- _DIRECTIVE_
Write out the listing below in full and exactly, leaving out every picture.

[Start of MATERIAL]

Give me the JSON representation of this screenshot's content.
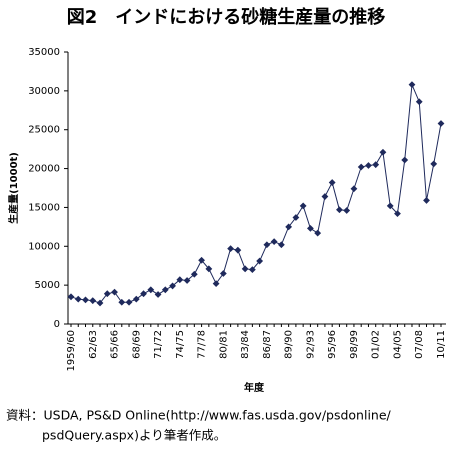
{
  "chart_data": {
    "type": "line",
    "title": "図2　インドにおける砂糖生産量の推移",
    "y_label": "生産量(1000t)",
    "x_label": "年度",
    "source": [
      "資料：USDA, PS&D Online(http://www.fas.usda.gov/psdonline/",
      "psdQuery.aspx)より筆者作成。"
    ],
    "categories": [
      "1959/60",
      null,
      null,
      "62/63",
      null,
      null,
      "65/66",
      null,
      null,
      "68/69",
      null,
      null,
      "71/72",
      null,
      null,
      "74/75",
      null,
      null,
      "77/78",
      null,
      null,
      "80/81",
      null,
      null,
      "83/84",
      null,
      null,
      "86/87",
      null,
      null,
      "89/90",
      null,
      null,
      "92/93",
      null,
      null,
      "95/96",
      null,
      null,
      "98/99",
      null,
      null,
      "01/02",
      null,
      null,
      "04/05",
      null,
      null,
      "07/08",
      null,
      null,
      "10/11"
    ],
    "series": [
      {
        "name": "生産量",
        "color": "#1f2a5c",
        "values": [
          3500,
          3200,
          3100,
          3000,
          2700,
          3900,
          4100,
          2800,
          2800,
          3200,
          3900,
          4400,
          3800,
          4400,
          4900,
          5700,
          5600,
          6400,
          8200,
          7100,
          5200,
          6500,
          9700,
          9500,
          7100,
          7000,
          8100,
          10200,
          10600,
          10200,
          12500,
          13700,
          15200,
          12300,
          11700,
          16400,
          18200,
          14700,
          14600,
          17400,
          20200,
          20400,
          20500,
          22100,
          15200,
          14200,
          21100,
          30800,
          28600,
          15900,
          20600,
          25800
        ]
      }
    ],
    "ylim": [
      0,
      35000
    ],
    "yticks": [
      0,
      5000,
      10000,
      15000,
      20000,
      25000,
      30000,
      35000
    ]
  }
}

[End of MATERIAL]

- _RESULT FOR THIS TASK_
Give me the JSON representation of this screenshot's content.
{
  "chart_data": {
    "type": "line",
    "title": "図2　インドにおける砂糖生産量の推移",
    "y_label": "生産量(1000t)",
    "x_label": "年度",
    "source": [
      "資料：USDA, PS&D Online(http://www.fas.usda.gov/psdonline/",
      "psdQuery.aspx)より筆者作成。"
    ],
    "categories": [
      "1959/60",
      null,
      null,
      "62/63",
      null,
      null,
      "65/66",
      null,
      null,
      "68/69",
      null,
      null,
      "71/72",
      null,
      null,
      "74/75",
      null,
      null,
      "77/78",
      null,
      null,
      "80/81",
      null,
      null,
      "83/84",
      null,
      null,
      "86/87",
      null,
      null,
      "89/90",
      null,
      null,
      "92/93",
      null,
      null,
      "95/96",
      null,
      null,
      "98/99",
      null,
      null,
      "01/02",
      null,
      null,
      "04/05",
      null,
      null,
      "07/08",
      null,
      null,
      "10/11"
    ],
    "series": [
      {
        "name": "生産量",
        "color": "#1f2a5c",
        "values": [
          3500,
          3200,
          3100,
          3000,
          2700,
          3900,
          4100,
          2800,
          2800,
          3200,
          3900,
          4400,
          3800,
          4400,
          4900,
          5700,
          5600,
          6400,
          8200,
          7100,
          5200,
          6500,
          9700,
          9500,
          7100,
          7000,
          8100,
          10200,
          10600,
          10200,
          12500,
          13700,
          15200,
          12300,
          11700,
          16400,
          18200,
          14700,
          14600,
          17400,
          20200,
          20400,
          20500,
          22100,
          15200,
          14200,
          21100,
          30800,
          28600,
          15900,
          20600,
          25800
        ]
      }
    ],
    "ylim": [
      0,
      35000
    ],
    "yticks": [
      0,
      5000,
      10000,
      15000,
      20000,
      25000,
      30000,
      35000
    ]
  }
}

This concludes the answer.